Aim
Filter the records below down to lines containing "Muntele".

** start Material for the task **

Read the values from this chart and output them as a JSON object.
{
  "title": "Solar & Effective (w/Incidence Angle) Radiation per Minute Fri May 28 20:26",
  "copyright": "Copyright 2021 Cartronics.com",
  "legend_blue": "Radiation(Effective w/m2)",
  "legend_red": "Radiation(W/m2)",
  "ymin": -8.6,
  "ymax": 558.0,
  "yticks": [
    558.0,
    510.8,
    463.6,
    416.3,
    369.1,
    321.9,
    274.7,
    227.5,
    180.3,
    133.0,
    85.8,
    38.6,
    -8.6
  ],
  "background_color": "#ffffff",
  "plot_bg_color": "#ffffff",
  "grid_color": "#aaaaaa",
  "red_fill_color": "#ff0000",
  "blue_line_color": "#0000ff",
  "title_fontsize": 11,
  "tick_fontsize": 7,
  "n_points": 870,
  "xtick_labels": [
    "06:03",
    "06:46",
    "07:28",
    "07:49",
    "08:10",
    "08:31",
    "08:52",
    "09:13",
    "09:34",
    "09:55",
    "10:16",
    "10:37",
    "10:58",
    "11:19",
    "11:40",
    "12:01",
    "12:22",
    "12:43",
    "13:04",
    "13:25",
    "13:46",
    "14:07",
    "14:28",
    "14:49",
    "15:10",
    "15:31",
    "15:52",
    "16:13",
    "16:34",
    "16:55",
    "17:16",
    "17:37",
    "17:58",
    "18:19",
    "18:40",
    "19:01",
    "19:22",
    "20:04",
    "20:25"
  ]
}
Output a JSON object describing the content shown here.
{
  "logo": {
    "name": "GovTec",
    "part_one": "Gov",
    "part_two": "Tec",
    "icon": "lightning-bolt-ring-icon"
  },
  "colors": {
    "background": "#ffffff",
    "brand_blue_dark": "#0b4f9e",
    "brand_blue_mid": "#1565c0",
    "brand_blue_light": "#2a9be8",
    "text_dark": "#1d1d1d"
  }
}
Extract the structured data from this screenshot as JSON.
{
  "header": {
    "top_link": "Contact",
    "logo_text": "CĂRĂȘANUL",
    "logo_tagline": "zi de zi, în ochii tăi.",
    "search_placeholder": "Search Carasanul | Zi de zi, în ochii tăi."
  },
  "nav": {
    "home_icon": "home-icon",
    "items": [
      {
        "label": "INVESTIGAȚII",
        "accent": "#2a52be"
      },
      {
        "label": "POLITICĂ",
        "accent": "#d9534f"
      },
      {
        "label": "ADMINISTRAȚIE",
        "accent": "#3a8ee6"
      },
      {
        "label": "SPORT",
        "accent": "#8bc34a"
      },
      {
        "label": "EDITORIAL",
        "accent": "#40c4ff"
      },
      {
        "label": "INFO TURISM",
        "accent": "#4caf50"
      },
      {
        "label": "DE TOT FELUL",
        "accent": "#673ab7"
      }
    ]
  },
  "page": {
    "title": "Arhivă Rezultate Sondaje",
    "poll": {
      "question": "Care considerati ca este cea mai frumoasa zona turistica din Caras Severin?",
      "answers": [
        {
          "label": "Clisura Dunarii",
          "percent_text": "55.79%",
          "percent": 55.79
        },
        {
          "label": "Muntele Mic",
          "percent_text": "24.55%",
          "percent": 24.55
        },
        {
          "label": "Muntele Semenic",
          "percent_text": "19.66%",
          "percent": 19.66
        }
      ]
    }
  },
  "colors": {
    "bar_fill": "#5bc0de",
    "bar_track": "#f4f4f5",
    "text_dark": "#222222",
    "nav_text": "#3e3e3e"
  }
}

** end Material for the task **

Task result
          "label": "Muntele Mic",
          "label": "Muntele Semenic",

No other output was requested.